Excerpt from a dataset:

※

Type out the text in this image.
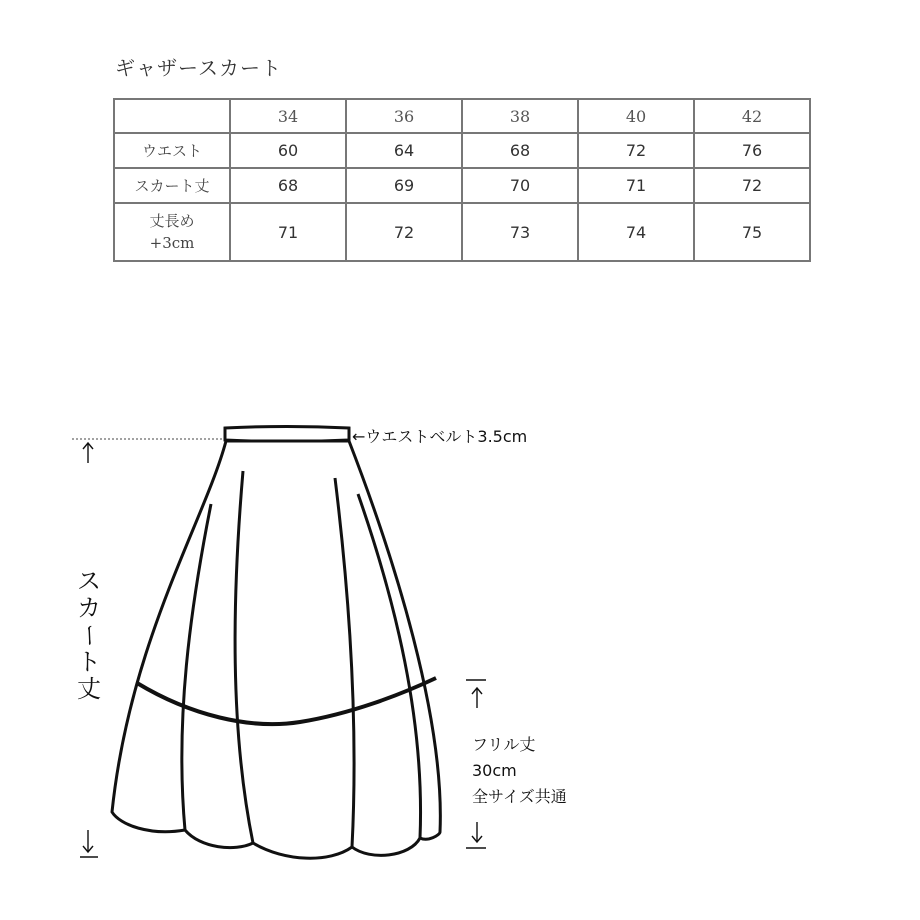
ギャザースカート
	34	36	38	40	42
ウエスト	60	64	68	72	76
スカート丈	68	69	70	71	72

丈長め
+3cm	71	72	73	74	75
←ウエストベルト3.5cm
ス
カ
ー
ト
丈
フリル丈
30cm
全サイズ共通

※

- [Aim of the task] Transcribe all the records above word for word, without their images.

- [Answer to this exercise]
Type out the text in this image.
ギャザースカート
	34	36	38	40	42
ウエスト	60	64	68	72	76
スカート丈	68	69	70	71	72

丈長め
+3cm	71	72	73	74	75
←ウエストベルト3.5cm
ス
カ
ー
ト
丈
フリル丈
30cm
全サイズ共通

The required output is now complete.